_WRITTEN PROBLEM_
Repeat the listing in full. Nothing may be added or left out.

== RECORD LIST

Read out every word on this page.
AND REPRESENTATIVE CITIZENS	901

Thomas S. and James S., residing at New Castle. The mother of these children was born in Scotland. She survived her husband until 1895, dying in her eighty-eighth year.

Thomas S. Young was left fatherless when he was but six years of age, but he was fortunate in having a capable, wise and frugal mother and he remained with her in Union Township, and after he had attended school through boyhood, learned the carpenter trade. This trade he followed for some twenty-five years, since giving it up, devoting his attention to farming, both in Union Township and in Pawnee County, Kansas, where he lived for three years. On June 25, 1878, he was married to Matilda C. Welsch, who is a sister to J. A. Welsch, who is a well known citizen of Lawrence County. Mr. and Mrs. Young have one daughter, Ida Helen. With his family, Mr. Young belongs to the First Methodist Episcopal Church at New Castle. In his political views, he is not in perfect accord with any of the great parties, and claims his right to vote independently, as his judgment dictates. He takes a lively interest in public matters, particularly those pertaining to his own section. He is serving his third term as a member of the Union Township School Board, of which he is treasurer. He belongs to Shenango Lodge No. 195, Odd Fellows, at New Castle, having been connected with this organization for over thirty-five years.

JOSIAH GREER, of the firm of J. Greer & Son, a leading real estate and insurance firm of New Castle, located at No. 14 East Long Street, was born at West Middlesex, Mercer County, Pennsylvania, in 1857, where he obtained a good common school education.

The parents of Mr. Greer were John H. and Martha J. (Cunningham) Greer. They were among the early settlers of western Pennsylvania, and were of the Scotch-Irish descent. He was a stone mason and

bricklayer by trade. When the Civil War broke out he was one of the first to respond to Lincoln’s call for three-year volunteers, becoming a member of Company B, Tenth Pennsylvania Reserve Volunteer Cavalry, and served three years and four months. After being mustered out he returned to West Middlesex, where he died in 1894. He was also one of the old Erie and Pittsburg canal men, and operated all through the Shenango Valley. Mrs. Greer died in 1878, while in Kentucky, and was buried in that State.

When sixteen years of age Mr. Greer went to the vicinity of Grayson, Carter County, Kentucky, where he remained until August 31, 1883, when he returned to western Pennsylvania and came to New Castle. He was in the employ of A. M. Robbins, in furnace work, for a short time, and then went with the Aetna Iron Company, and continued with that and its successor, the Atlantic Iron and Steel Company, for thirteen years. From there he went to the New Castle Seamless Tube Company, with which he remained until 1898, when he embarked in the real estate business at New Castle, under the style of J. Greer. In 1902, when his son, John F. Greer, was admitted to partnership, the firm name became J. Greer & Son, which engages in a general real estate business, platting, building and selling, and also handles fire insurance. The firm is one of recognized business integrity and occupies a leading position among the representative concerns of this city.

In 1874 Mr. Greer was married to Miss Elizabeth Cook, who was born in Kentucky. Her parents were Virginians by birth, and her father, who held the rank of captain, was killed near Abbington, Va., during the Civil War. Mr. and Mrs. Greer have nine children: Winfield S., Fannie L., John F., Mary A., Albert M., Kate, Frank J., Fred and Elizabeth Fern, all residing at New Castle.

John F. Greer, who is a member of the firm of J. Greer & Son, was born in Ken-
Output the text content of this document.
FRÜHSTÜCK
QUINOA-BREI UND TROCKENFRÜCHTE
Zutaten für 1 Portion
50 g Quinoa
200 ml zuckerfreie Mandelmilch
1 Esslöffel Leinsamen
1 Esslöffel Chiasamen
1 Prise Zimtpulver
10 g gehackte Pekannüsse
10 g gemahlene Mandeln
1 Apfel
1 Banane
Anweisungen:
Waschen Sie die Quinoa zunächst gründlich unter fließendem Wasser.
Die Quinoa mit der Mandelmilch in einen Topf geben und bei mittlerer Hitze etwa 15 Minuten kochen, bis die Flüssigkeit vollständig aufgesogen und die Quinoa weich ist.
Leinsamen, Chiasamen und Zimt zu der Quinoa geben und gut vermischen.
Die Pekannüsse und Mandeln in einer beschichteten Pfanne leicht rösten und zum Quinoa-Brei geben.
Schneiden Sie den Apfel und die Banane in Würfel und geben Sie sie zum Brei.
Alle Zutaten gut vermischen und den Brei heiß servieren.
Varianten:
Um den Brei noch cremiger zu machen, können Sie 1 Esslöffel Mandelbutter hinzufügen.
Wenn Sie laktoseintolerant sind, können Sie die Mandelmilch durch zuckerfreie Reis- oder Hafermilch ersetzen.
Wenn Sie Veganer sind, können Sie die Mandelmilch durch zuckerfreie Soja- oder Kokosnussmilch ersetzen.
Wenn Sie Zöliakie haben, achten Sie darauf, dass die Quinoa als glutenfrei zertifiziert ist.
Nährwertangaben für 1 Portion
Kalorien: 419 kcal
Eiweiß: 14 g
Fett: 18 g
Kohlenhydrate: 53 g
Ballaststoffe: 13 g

====

_TASK RESULT_
Read out every word on this page.
AND REPRESENTATIVE CITIZENS	901

Thomas S. and James S., residing at New Castle. The mother of these children was born in Scotland. She survived her husband until 1895, dying in her eighty-eighth year.

Thomas S. Young was left fatherless when he was but six years of age, but he was fortunate in having a capable, wise and frugal mother and he remained with her in Union Township, and after he had attended school through boyhood, learned the carpenter trade. This trade he followed for some twenty-five years, since giving it up, devoting his attention to farming, both in Union Township and in Pawnee County, Kansas, where he lived for three years. On June 25, 1878, he was married to Matilda C. Welsch, who is a sister to J. A. Welsch, who is a well known citizen of Lawrence County. Mr. and Mrs. Young have one daughter, Ida Helen. With his family, Mr. Young belongs to the First Methodist Episcopal Church at New Castle. In his political views, he is not in perfect accord with any of the great parties, and claims his right to vote independently, as his judgment dictates. He takes a lively interest in public matters, particularly those pertaining to his own section. He is serving his third term as a member of the Union Township School Board, of which he is treasurer. He belongs to Shenango Lodge No. 195, Odd Fellows, at New Castle, having been connected with this organization for over thirty-five years.

JOSIAH GREER, of the firm of J. Greer & Son, a leading real estate and insurance firm of New Castle, located at No. 14 East Long Street, was born at West Middlesex, Mercer County, Pennsylvania, in 1857, where he obtained a good common school education.

The parents of Mr. Greer were John H. and Martha J. (Cunningham) Greer. They were among the early settlers of western Pennsylvania, and were of the Scotch-Irish descent. He was a stone mason and

bricklayer by trade. When the Civil War broke out he was one of the first to respond to Lincoln’s call for three-year volunteers, becoming a member of Company B, Tenth Pennsylvania Reserve Volunteer Cavalry, and served three years and four months. After being mustered out he returned to West Middlesex, where he died in 1894. He was also one of the old Erie and Pittsburg canal men, and operated all through the Shenango Valley. Mrs. Greer died in 1878, while in Kentucky, and was buried in that State.

When sixteen years of age Mr. Greer went to the vicinity of Grayson, Carter County, Kentucky, where he remained until August 31, 1883, when he returned to western Pennsylvania and came to New Castle. He was in the employ of A. M. Robbins, in furnace work, for a short time, and then went with the Aetna Iron Company, and continued with that and its successor, the Atlantic Iron and Steel Company, for thirteen years. From there he went to the New Castle Seamless Tube Company, with which he remained until 1898, when he embarked in the real estate business at New Castle, under the style of J. Greer. In 1902, when his son, John F. Greer, was admitted to partnership, the firm name became J. Greer & Son, which engages in a general real estate business, platting, building and selling, and also handles fire insurance. The firm is one of recognized business integrity and occupies a leading position among the representative concerns of this city.

In 1874 Mr. Greer was married to Miss Elizabeth Cook, who was born in Kentucky. Her parents were Virginians by birth, and her father, who held the rank of captain, was killed near Abbington, Va., during the Civil War. Mr. and Mrs. Greer have nine children: Winfield S., Fannie L., John F., Mary A., Albert M., Kate, Frank J., Fred and Elizabeth Fern, all residing at New Castle.

John F. Greer, who is a member of the firm of J. Greer & Son, was born in Ken-
Output the text content of this document.
FRÜHSTÜCK
QUINOA-BREI UND TROCKENFRÜCHTE
Zutaten für 1 Portion
50 g Quinoa
200 ml zuckerfreie Mandelmilch
1 Esslöffel Leinsamen
1 Esslöffel Chiasamen
1 Prise Zimtpulver
10 g gehackte Pekannüsse
10 g gemahlene Mandeln
1 Apfel
1 Banane
Anweisungen:
Waschen Sie die Quinoa zunächst gründlich unter fließendem Wasser.
Die Quinoa mit der Mandelmilch in einen Topf geben und bei mittlerer Hitze etwa 15 Minuten kochen, bis die Flüssigkeit vollständig aufgesogen und die Quinoa weich ist.
Leinsamen, Chiasamen und Zimt zu der Quinoa geben und gut vermischen.
Die Pekannüsse und Mandeln in einer beschichteten Pfanne leicht rösten und zum Quinoa-Brei geben.
Schneiden Sie den Apfel und die Banane in Würfel und geben Sie sie zum Brei.
Alle Zutaten gut vermischen und den Brei heiß servieren.
Varianten:
Um den Brei noch cremiger zu machen, können Sie 1 Esslöffel Mandelbutter hinzufügen.
Wenn Sie laktoseintolerant sind, können Sie die Mandelmilch durch zuckerfreie Reis- oder Hafermilch ersetzen.
Wenn Sie Veganer sind, können Sie die Mandelmilch durch zuckerfreie Soja- oder Kokosnussmilch ersetzen.
Wenn Sie Zöliakie haben, achten Sie darauf, dass die Quinoa als glutenfrei zertifiziert ist.
Nährwertangaben für 1 Portion
Kalorien: 419 kcal
Eiweiß: 14 g
Fett: 18 g
Kohlenhydrate: 53 g
Ballaststoffe: 13 g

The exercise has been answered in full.